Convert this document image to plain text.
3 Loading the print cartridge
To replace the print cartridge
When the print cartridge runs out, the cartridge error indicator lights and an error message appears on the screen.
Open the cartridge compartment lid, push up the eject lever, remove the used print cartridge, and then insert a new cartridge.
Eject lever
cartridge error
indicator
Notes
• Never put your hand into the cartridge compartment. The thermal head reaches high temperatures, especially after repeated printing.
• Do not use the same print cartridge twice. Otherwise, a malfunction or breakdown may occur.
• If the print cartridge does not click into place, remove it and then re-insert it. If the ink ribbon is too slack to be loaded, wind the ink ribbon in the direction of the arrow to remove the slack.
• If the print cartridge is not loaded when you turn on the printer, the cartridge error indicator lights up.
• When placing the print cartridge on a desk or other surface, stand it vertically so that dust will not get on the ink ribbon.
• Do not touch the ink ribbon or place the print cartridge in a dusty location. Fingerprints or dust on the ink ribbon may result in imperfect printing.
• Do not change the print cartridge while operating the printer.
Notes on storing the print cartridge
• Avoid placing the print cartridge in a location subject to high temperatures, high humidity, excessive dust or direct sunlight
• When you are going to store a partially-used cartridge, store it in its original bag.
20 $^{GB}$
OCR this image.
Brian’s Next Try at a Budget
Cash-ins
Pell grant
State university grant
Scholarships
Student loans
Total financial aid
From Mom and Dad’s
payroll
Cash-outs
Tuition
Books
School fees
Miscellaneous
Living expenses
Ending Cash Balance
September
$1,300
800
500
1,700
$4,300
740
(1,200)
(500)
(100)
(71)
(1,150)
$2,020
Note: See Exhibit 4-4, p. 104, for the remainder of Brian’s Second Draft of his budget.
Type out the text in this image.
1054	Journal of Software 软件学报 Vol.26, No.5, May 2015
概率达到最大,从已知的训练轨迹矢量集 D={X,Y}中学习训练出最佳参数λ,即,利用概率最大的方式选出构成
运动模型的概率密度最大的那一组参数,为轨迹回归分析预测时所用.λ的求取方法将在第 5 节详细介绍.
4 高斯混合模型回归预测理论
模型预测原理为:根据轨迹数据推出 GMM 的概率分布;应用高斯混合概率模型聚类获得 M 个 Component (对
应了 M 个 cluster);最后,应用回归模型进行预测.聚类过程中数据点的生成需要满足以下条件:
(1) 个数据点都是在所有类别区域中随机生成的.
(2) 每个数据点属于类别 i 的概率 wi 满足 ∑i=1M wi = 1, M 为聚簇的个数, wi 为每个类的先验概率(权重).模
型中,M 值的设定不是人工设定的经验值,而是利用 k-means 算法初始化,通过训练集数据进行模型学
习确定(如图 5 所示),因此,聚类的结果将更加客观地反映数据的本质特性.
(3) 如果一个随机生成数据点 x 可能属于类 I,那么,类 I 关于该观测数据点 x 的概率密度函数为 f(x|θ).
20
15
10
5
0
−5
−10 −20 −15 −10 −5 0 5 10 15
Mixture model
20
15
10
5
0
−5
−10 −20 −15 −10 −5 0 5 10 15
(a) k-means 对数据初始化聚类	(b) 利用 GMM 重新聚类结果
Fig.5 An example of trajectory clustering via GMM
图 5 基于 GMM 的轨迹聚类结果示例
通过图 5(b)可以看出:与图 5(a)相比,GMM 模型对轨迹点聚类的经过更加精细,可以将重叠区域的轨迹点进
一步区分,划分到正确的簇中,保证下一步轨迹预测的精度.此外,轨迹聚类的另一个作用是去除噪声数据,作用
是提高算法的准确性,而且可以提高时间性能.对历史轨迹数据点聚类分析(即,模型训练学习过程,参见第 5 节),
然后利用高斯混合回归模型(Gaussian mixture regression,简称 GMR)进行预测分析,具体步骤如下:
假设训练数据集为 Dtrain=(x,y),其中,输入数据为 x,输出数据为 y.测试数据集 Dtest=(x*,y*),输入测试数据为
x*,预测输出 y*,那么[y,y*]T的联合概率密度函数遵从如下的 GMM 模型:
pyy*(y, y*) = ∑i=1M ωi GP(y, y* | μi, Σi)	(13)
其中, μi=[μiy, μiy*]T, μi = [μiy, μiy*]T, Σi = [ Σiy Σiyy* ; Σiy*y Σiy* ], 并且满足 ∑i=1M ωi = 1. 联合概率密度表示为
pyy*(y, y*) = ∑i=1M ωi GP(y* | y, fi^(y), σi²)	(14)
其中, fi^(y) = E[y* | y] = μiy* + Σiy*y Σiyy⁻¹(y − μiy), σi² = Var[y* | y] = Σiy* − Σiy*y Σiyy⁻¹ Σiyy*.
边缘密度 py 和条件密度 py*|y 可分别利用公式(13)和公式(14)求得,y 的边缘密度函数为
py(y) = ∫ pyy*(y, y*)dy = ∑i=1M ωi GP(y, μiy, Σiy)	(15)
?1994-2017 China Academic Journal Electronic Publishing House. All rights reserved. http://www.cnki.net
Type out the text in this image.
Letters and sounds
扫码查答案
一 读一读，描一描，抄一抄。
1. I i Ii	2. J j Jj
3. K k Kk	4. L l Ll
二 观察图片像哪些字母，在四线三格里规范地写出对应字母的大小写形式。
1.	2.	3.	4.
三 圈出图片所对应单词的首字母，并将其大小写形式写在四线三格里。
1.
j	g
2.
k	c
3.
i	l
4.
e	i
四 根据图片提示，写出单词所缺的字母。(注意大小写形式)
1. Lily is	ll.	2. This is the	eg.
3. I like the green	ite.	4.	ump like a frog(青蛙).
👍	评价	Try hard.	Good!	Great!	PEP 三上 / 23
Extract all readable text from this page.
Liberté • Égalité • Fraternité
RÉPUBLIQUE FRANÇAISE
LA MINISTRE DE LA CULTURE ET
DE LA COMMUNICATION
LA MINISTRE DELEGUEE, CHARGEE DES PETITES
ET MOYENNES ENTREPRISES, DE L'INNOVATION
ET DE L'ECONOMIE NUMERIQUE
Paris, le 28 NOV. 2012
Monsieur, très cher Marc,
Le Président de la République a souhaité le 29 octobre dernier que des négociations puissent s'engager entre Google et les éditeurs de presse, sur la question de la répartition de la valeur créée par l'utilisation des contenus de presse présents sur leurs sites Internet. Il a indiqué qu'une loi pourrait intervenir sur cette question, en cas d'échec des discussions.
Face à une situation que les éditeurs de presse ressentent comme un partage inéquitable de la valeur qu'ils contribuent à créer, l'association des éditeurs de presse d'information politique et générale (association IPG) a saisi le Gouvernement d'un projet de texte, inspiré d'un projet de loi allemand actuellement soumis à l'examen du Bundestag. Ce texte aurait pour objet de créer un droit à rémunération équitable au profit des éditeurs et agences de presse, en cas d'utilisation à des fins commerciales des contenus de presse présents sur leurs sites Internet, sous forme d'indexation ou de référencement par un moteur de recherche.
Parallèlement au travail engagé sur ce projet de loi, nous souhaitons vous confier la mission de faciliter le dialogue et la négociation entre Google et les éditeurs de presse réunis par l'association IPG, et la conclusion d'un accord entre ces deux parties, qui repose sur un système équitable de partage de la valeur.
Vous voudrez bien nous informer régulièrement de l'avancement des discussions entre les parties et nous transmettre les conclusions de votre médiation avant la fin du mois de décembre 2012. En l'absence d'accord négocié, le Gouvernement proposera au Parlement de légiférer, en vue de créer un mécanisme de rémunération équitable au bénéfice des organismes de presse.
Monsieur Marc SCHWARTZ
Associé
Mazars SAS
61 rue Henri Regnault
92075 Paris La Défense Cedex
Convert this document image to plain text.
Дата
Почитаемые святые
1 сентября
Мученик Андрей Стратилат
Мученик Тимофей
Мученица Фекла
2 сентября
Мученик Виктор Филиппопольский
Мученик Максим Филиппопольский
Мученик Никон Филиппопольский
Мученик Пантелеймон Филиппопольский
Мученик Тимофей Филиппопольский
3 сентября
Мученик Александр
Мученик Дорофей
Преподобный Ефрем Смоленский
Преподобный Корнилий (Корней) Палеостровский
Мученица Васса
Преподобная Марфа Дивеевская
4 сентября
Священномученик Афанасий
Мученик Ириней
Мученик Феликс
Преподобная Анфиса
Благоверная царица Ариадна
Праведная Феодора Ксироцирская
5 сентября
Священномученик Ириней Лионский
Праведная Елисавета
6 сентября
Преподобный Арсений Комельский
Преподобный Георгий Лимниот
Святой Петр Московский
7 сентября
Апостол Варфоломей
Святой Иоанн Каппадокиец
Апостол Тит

> Given instruction:
Extract each line from the entries above that contains the string "Ириней".

> Correct response:
Мученик Ириней
Священномученик Ириней Лионский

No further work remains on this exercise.